[Entries supplied Boundary: Start]

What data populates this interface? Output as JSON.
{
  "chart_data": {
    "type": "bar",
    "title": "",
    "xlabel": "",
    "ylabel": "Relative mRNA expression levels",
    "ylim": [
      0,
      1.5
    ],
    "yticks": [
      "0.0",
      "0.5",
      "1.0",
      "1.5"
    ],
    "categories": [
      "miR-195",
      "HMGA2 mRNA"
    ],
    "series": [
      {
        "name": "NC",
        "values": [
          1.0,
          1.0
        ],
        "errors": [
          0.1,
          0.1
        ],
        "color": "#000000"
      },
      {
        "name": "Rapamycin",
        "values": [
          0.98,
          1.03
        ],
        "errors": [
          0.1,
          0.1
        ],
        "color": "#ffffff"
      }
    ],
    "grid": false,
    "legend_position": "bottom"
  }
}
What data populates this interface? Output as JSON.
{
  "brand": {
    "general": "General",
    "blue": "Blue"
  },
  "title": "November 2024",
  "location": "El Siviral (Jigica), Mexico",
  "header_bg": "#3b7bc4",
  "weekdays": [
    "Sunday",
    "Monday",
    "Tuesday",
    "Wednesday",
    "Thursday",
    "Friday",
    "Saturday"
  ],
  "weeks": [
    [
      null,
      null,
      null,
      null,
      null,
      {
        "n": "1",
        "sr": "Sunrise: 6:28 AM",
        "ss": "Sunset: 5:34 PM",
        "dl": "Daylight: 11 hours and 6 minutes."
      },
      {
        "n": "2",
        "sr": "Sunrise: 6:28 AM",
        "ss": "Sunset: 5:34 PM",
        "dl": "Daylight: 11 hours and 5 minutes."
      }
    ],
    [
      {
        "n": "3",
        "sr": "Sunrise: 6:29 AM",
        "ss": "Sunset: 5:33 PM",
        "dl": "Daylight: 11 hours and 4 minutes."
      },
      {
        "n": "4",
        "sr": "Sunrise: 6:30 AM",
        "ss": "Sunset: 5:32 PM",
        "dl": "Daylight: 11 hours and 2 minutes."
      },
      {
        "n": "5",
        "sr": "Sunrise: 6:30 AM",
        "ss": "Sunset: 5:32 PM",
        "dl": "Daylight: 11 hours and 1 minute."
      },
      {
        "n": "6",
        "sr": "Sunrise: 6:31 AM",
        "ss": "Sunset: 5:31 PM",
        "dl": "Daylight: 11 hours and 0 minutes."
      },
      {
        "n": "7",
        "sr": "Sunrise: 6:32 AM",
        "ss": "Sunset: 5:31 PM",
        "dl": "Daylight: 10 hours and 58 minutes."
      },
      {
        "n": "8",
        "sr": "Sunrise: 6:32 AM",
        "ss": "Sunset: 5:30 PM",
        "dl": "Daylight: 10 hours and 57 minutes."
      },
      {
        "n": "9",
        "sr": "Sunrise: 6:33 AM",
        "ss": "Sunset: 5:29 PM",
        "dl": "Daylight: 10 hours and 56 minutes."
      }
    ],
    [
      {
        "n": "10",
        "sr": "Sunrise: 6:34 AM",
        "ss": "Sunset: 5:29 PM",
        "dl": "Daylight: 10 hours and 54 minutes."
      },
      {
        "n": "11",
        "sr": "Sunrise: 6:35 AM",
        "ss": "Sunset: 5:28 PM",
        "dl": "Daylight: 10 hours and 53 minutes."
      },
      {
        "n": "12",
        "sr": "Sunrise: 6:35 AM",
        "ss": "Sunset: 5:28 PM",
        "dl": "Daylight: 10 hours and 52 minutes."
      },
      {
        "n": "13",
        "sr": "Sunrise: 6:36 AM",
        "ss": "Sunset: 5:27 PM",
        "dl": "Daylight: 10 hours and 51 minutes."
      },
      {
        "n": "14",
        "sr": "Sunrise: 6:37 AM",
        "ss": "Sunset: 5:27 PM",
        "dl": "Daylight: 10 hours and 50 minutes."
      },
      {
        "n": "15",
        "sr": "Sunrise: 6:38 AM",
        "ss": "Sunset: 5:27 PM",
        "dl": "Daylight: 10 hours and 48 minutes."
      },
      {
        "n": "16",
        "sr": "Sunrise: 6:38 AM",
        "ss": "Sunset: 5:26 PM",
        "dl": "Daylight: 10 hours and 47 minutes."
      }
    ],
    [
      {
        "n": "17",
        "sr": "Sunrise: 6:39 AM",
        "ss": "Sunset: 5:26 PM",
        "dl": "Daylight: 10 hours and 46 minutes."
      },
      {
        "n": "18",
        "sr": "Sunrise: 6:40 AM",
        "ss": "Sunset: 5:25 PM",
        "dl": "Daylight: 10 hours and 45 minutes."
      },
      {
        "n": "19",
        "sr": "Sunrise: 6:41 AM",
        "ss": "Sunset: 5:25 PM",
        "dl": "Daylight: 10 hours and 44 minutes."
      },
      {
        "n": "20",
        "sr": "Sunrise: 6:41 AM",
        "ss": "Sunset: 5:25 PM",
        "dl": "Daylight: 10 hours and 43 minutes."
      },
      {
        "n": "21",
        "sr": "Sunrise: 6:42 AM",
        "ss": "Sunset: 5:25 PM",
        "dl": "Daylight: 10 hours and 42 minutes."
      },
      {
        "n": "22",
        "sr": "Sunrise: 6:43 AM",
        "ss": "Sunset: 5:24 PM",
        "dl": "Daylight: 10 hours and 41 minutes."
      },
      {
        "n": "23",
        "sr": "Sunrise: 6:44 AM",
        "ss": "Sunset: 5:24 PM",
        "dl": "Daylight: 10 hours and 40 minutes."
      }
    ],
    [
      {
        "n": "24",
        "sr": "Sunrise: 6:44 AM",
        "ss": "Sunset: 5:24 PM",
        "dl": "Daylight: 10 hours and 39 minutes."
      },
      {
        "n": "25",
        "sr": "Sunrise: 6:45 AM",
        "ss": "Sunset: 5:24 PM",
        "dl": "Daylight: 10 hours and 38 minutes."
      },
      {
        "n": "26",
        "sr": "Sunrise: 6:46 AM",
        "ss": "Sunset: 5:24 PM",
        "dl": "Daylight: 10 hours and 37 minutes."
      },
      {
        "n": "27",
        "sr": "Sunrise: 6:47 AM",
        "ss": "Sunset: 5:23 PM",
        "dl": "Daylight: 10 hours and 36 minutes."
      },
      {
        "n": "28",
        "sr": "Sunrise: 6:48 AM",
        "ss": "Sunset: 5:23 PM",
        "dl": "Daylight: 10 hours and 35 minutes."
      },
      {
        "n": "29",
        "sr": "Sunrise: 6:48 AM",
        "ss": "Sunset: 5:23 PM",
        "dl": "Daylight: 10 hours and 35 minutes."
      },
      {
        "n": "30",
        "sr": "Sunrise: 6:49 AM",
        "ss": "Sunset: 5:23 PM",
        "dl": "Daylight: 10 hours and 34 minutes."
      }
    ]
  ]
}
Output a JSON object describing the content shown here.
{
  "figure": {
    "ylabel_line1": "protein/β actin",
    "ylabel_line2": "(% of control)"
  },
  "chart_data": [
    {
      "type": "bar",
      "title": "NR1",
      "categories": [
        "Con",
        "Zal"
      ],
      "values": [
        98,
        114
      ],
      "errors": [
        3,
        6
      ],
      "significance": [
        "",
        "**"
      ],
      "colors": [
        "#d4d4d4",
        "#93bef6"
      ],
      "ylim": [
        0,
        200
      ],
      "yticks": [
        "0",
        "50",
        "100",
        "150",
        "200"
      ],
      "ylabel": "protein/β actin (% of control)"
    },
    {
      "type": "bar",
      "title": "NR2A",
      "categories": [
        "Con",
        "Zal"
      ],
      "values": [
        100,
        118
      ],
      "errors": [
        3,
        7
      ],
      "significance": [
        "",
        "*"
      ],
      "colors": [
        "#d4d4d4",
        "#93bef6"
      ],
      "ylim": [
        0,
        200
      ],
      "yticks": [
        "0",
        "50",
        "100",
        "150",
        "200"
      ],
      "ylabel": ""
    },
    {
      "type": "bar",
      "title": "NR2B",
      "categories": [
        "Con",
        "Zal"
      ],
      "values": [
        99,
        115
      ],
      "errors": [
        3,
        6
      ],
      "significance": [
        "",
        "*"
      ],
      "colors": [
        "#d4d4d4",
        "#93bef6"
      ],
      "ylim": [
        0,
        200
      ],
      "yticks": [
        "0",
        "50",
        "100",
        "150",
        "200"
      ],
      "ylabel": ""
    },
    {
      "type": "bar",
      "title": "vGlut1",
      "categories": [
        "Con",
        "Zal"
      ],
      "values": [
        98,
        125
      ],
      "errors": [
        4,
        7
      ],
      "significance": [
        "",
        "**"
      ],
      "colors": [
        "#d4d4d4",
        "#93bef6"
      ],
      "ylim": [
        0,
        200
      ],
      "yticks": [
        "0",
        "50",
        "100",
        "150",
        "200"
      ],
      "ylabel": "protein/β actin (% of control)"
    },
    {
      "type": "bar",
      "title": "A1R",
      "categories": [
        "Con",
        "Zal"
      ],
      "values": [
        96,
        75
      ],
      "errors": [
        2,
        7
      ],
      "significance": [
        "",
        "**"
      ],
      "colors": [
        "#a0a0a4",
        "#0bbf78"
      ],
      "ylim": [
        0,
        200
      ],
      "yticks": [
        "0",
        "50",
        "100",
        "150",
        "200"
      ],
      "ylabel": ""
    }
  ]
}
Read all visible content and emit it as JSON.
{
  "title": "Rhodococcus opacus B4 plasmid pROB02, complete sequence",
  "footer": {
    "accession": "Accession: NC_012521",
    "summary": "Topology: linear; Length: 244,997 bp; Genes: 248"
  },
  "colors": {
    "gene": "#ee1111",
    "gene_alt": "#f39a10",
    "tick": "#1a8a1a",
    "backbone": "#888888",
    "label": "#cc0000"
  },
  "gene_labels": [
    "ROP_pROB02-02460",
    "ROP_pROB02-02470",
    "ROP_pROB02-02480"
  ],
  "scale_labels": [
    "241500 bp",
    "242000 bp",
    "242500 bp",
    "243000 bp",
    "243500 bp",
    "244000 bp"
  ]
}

[Entries supplied Boundary: End]

> _Activity_: The "Read all visible content and emit it as JSON." line through the last line above: set these down exactly and add nothing else.

> _Reply_:
Read all visible content and emit it as JSON.
{
  "title": "Rhodococcus opacus B4 plasmid pROB02, complete sequence",
  "footer": {
    "accession": "Accession: NC_012521",
    "summary": "Topology: linear; Length: 244,997 bp; Genes: 248"
  },
  "colors": {
    "gene": "#ee1111",
    "gene_alt": "#f39a10",
    "tick": "#1a8a1a",
    "backbone": "#888888",
    "label": "#cc0000"
  },
  "gene_labels": [
    "ROP_pROB02-02460",
    "ROP_pROB02-02470",
    "ROP_pROB02-02480"
  ],
  "scale_labels": [
    "241500 bp",
    "242000 bp",
    "242500 bp",
    "243000 bp",
    "243500 bp",
    "244000 bp"
  ]
}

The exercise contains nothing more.